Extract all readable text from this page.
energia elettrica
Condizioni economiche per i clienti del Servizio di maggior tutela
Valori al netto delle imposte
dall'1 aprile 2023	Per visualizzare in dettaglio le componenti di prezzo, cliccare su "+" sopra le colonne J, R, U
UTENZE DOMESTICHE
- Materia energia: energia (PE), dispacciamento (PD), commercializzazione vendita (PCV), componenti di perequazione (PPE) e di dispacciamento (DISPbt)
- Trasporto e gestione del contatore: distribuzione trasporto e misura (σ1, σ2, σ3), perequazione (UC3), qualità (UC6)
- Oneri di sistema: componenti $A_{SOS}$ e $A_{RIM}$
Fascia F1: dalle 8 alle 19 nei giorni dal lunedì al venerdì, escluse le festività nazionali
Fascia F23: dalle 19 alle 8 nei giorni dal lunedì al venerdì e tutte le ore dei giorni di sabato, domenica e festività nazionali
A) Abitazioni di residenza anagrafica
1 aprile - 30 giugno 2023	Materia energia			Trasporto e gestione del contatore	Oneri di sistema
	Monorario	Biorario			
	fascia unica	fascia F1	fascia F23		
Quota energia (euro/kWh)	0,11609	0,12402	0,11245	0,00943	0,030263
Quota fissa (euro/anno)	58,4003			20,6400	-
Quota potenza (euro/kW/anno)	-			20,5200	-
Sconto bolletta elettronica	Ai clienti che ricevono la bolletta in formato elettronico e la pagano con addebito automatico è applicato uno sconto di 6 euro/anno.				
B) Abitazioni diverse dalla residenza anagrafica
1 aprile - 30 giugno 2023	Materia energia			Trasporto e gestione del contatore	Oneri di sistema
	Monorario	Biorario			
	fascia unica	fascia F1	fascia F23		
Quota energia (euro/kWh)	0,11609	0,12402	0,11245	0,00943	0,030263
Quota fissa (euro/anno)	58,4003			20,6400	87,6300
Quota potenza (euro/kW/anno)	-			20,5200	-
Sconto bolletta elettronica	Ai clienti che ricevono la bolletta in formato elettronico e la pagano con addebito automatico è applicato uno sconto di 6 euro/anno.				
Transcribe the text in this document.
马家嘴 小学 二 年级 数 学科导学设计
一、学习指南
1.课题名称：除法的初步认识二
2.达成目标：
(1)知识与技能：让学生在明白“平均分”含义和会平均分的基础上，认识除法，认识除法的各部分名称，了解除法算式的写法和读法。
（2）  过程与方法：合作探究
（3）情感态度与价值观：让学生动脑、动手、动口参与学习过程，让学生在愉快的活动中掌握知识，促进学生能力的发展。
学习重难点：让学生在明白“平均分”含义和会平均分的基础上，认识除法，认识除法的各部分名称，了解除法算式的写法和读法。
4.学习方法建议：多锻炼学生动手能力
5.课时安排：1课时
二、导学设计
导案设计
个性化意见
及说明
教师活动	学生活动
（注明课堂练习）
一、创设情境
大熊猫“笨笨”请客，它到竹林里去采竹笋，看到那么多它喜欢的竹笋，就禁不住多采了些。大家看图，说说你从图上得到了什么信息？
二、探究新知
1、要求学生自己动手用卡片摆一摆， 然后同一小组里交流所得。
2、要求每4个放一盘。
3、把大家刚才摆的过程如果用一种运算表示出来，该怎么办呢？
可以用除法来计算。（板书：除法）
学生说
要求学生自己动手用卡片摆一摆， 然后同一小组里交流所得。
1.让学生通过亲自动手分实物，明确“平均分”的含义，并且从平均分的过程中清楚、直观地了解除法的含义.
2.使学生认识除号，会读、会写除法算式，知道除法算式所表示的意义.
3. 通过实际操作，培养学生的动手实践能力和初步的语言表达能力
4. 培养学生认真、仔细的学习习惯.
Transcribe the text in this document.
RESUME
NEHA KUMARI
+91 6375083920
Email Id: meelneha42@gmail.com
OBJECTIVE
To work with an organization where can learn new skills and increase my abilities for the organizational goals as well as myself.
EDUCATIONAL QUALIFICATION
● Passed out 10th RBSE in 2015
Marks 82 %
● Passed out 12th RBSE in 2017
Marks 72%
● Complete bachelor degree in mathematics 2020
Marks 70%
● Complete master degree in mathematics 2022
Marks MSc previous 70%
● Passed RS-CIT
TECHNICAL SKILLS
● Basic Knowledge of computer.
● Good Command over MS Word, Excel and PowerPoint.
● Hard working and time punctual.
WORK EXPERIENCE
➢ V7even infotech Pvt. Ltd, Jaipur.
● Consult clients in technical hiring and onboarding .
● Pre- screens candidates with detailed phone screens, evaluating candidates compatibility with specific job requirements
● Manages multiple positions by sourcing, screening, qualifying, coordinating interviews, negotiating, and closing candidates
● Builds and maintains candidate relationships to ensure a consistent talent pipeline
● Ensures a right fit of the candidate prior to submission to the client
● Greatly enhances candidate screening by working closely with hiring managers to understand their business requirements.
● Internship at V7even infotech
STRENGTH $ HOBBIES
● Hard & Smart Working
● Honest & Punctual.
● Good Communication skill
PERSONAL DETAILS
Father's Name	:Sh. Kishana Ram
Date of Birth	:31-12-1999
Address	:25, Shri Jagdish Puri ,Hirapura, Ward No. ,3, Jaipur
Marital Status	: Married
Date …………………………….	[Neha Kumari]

Instructions for the task: Copy out each line of the data containing the string "candidates".

Full answer:
● Pre- screens candidates with detailed phone screens, evaluating candidates compatibility with specific job requirements
● Manages multiple positions by sourcing, screening, qualifying, coordinating interviews, negotiating, and closing candidates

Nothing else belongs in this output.